<<<<

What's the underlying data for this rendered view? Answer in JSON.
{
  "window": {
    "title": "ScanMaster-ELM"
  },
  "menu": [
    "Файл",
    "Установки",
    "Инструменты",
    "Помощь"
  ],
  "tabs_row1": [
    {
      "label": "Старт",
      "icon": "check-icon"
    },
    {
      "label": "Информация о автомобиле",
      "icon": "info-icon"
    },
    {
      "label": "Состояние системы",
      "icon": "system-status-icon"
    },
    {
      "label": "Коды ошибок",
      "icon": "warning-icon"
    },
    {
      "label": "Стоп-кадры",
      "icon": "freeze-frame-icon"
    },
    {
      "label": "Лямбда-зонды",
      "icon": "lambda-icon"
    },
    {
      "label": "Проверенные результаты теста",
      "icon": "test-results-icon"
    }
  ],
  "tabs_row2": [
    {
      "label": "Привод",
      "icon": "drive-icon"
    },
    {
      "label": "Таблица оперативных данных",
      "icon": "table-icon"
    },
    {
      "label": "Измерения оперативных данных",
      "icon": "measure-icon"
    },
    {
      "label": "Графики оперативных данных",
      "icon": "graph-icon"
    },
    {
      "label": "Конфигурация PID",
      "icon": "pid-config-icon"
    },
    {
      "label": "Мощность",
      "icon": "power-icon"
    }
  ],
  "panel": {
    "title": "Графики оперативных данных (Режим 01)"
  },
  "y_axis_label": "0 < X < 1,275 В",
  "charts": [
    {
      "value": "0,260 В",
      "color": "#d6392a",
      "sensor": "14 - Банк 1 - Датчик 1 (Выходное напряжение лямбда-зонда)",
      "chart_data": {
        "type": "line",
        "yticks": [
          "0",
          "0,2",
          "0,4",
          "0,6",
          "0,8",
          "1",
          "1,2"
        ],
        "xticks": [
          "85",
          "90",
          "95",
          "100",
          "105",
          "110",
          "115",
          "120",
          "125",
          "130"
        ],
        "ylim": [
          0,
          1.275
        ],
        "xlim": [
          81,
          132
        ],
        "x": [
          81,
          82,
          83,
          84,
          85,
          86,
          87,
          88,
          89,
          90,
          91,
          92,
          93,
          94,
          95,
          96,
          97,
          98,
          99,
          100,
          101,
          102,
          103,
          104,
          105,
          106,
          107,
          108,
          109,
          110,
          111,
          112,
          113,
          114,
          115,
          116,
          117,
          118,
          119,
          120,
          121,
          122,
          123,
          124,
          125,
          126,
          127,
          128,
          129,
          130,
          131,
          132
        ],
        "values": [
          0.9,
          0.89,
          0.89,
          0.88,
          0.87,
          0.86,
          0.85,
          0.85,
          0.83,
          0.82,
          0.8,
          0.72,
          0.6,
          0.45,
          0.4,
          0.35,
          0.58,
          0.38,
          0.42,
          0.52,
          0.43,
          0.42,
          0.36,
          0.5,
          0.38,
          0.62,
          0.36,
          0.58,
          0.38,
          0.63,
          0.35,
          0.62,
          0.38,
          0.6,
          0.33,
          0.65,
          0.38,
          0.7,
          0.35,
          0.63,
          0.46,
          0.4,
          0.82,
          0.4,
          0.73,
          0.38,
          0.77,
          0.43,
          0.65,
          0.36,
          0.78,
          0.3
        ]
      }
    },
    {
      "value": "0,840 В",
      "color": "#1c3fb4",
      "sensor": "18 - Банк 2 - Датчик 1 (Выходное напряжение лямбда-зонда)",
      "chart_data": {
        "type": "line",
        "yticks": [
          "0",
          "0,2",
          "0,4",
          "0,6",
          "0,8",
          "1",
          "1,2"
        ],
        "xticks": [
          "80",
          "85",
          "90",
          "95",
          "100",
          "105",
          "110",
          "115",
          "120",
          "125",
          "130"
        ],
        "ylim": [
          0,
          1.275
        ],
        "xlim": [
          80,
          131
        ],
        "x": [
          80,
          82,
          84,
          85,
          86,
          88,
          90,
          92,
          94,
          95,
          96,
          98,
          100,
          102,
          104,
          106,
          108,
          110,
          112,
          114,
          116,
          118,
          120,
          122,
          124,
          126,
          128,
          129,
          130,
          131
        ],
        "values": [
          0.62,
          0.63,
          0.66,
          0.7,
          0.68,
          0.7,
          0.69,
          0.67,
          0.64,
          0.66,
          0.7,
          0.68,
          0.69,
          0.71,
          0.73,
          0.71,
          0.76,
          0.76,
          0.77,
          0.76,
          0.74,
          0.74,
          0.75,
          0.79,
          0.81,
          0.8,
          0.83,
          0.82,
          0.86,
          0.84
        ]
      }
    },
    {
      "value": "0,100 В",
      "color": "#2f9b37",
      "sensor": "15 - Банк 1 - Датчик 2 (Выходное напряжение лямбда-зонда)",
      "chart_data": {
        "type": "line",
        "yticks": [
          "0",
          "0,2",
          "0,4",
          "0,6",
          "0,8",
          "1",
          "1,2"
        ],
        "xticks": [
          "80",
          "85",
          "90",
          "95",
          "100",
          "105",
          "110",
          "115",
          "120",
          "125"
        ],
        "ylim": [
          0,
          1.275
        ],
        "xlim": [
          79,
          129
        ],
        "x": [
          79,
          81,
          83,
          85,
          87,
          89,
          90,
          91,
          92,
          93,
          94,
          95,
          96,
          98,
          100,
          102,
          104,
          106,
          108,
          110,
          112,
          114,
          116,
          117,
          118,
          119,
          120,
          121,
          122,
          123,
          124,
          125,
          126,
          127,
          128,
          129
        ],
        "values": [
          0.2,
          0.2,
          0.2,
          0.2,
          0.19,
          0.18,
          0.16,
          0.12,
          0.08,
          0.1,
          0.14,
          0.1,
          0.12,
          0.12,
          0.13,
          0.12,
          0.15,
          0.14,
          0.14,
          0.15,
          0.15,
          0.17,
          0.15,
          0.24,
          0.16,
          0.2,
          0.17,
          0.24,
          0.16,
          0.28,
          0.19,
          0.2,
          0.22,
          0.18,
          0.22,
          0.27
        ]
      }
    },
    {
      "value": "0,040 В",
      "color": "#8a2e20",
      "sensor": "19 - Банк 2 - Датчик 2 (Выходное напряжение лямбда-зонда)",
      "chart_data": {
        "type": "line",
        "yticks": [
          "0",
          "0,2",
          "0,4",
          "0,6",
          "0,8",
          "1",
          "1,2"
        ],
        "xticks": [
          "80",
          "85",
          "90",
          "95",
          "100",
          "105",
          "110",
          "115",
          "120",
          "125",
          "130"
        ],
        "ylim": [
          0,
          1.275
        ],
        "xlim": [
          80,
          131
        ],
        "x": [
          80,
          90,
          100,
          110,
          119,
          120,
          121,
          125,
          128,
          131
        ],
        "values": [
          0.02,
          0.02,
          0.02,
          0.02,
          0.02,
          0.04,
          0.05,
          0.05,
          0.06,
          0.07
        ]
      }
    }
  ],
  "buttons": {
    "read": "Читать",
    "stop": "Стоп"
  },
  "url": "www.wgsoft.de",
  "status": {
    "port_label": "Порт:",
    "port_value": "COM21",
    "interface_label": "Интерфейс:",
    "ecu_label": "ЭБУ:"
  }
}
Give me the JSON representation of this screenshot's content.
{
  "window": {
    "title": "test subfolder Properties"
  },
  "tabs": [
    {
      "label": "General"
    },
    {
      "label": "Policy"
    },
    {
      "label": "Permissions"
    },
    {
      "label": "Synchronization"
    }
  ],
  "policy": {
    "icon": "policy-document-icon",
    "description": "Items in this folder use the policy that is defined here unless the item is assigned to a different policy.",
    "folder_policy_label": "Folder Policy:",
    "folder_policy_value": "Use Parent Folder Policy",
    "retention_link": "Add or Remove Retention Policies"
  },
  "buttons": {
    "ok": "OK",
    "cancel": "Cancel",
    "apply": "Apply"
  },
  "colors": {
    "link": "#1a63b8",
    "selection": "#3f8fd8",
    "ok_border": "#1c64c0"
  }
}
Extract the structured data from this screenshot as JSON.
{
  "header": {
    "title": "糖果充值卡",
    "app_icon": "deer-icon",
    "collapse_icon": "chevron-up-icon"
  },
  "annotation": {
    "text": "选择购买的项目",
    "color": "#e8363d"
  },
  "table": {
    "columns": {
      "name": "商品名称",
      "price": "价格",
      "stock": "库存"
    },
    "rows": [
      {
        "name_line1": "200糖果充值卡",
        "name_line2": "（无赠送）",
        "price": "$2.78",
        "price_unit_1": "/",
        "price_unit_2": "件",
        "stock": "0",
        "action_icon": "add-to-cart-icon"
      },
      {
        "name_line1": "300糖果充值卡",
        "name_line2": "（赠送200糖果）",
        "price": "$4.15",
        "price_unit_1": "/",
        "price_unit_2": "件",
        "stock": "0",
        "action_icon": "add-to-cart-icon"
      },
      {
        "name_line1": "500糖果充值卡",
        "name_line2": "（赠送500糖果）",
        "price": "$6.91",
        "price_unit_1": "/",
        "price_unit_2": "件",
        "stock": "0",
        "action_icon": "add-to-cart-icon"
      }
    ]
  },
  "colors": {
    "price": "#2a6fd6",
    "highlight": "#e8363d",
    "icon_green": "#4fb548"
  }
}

>>>>

◆ Instructions to follow ◆
Send back exactly the lines from the line with "Extract the structured" through the end of the records.

◆ Exercise result ◆
Extract the structured data from this screenshot as JSON.
{
  "header": {
    "title": "糖果充值卡",
    "app_icon": "deer-icon",
    "collapse_icon": "chevron-up-icon"
  },
  "annotation": {
    "text": "选择购买的项目",
    "color": "#e8363d"
  },
  "table": {
    "columns": {
      "name": "商品名称",
      "price": "价格",
      "stock": "库存"
    },
    "rows": [
      {
        "name_line1": "200糖果充值卡",
        "name_line2": "（无赠送）",
        "price": "$2.78",
        "price_unit_1": "/",
        "price_unit_2": "件",
        "stock": "0",
        "action_icon": "add-to-cart-icon"
      },
      {
        "name_line1": "300糖果充值卡",
        "name_line2": "（赠送200糖果）",
        "price": "$4.15",
        "price_unit_1": "/",
        "price_unit_2": "件",
        "stock": "0",
        "action_icon": "add-to-cart-icon"
      },
      {
        "name_line1": "500糖果充值卡",
        "name_line2": "（赠送500糖果）",
        "price": "$6.91",
        "price_unit_1": "/",
        "price_unit_2": "件",
        "stock": "0",
        "action_icon": "add-to-cart-icon"
      }
    ]
  },
  "colors": {
    "price": "#2a6fd6",
    "highlight": "#e8363d",
    "icon_green": "#4fb548"
  }
}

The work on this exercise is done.